DATASET RECORDS

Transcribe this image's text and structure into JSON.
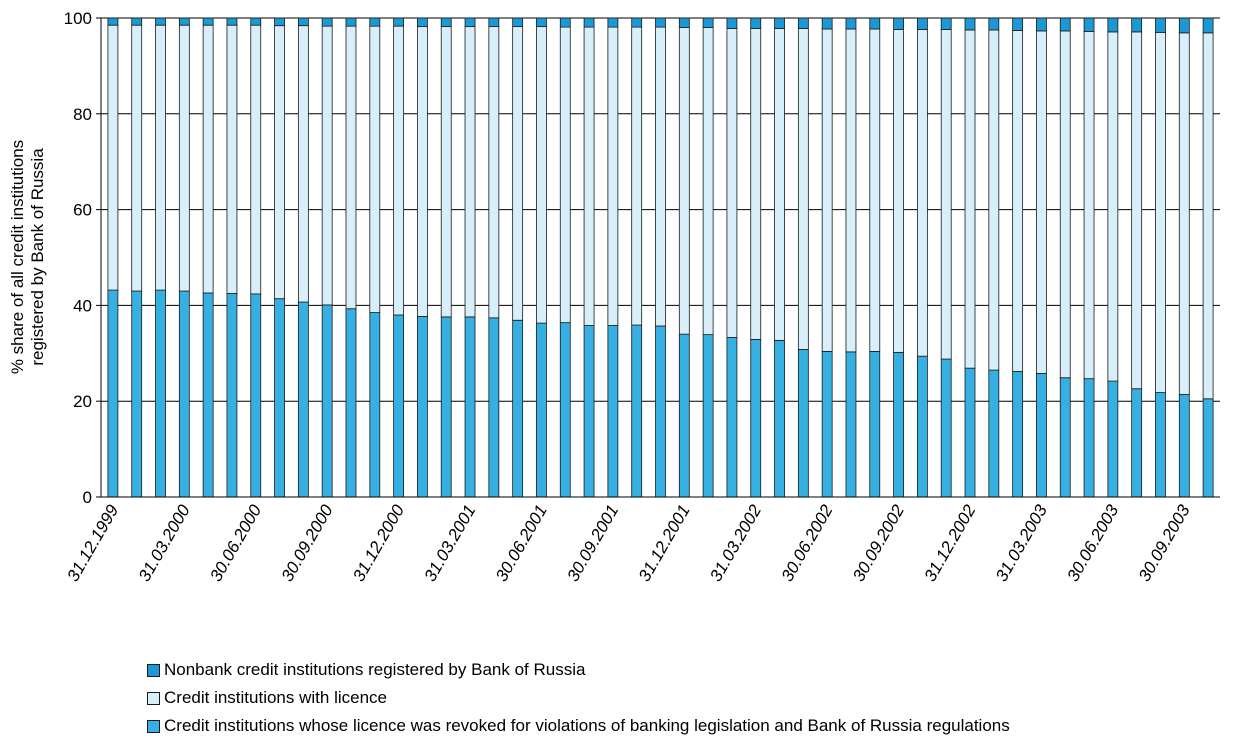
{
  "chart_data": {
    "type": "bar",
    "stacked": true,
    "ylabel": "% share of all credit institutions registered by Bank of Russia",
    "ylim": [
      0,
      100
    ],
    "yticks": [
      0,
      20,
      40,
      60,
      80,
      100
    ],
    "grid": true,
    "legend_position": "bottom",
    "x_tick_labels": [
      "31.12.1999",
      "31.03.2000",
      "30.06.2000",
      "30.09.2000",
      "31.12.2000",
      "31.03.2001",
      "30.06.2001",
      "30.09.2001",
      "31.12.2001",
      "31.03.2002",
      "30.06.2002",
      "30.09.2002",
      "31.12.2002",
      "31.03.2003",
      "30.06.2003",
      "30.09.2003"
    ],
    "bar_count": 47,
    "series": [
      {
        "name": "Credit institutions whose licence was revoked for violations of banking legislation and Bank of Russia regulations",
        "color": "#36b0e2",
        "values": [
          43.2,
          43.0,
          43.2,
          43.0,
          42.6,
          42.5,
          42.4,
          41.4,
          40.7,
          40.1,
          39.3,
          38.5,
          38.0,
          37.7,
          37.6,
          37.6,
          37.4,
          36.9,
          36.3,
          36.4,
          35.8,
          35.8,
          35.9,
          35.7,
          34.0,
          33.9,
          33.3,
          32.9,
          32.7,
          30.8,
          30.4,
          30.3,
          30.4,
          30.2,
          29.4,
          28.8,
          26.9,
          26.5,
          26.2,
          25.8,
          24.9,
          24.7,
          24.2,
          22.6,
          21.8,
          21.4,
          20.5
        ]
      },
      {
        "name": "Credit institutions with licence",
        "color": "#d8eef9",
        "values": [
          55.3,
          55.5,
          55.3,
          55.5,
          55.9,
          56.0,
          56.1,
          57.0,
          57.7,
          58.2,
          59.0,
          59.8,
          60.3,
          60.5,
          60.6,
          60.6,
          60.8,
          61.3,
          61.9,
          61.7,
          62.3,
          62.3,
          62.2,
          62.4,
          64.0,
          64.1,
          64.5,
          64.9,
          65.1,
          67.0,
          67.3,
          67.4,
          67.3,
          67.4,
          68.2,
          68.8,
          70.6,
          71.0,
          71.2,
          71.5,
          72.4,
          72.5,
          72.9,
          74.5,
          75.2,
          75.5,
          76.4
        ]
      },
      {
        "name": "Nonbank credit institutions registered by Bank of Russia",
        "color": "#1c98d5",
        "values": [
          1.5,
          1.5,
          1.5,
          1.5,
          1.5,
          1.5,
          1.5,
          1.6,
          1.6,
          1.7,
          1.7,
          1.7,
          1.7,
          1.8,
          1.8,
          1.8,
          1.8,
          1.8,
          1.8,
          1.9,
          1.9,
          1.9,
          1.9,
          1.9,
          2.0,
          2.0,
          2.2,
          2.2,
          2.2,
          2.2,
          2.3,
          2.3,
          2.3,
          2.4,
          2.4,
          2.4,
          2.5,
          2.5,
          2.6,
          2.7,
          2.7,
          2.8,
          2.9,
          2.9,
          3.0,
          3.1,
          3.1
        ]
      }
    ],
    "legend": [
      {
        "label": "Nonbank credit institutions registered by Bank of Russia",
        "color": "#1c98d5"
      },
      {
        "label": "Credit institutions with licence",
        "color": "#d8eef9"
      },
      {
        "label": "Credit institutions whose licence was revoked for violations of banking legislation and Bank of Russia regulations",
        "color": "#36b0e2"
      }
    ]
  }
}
---
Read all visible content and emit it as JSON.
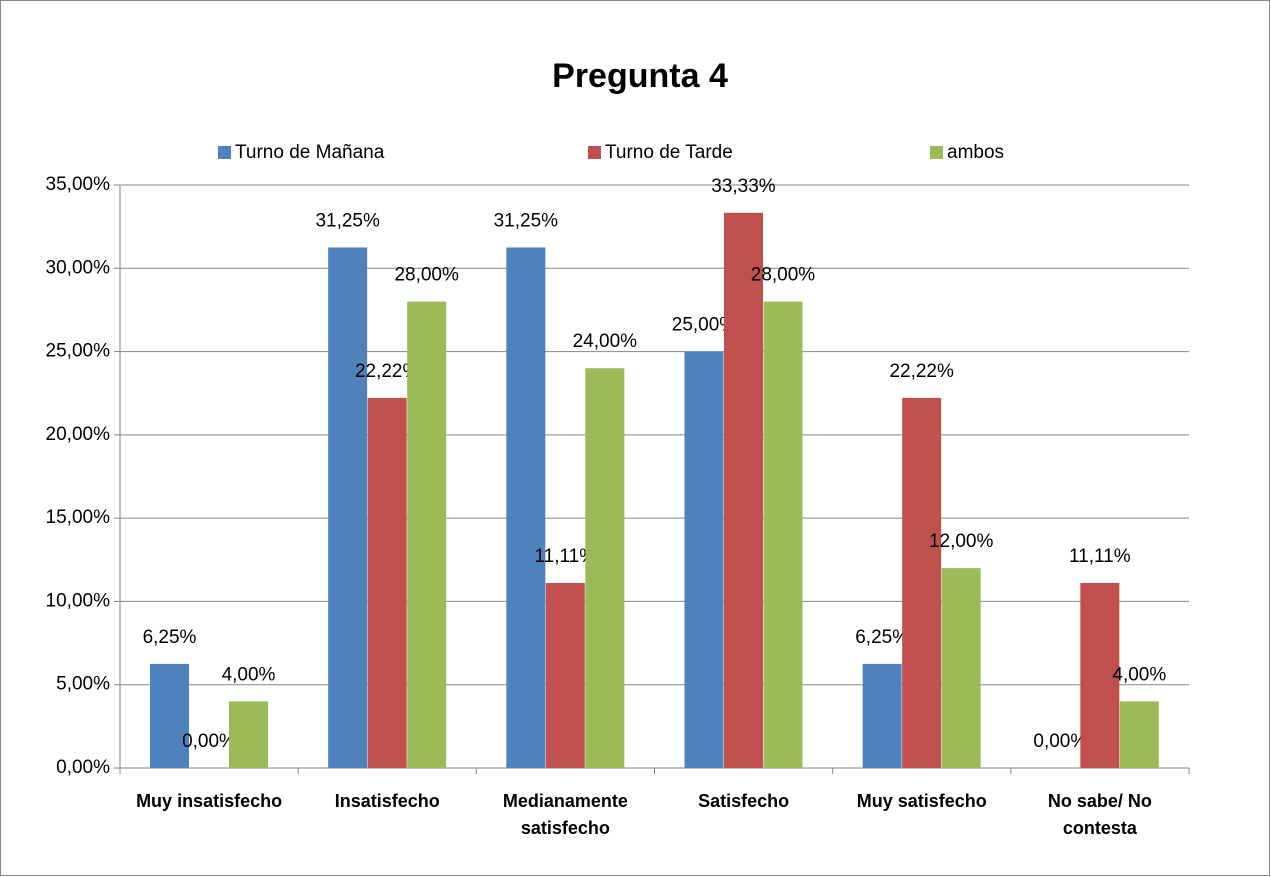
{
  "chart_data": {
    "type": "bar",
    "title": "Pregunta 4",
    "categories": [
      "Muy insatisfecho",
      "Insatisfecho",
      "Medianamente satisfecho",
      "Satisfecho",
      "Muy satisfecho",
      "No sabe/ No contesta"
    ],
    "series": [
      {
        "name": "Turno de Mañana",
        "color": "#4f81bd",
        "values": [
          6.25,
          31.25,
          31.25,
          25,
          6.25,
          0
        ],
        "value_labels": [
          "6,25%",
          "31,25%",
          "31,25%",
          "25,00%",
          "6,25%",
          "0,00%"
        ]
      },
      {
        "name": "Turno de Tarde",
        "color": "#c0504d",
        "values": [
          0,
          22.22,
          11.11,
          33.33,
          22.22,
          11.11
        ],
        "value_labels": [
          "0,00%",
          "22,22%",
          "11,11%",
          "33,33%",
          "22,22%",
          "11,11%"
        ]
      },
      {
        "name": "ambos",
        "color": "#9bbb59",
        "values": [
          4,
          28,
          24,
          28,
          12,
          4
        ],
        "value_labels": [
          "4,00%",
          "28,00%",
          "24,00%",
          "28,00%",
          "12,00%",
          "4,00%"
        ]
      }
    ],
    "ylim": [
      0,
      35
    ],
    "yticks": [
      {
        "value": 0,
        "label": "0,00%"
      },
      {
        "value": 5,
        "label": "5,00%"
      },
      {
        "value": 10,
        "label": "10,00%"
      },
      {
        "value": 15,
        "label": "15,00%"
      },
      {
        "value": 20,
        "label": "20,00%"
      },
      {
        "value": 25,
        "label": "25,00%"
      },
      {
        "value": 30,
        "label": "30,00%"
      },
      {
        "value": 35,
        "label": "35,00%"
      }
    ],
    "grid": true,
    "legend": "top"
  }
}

GOAL OF THE EXERCISE
Select the lines in this material that hold the word "revoked", leaving none out.

EXERCISE RESULT
        "name": "Credit institutions whose licence was revoked for violations of banking legislation and Bank of Russia regulations",
        "label": "Credit institutions whose licence was revoked for violations of banking legislation and Bank of Russia regulations",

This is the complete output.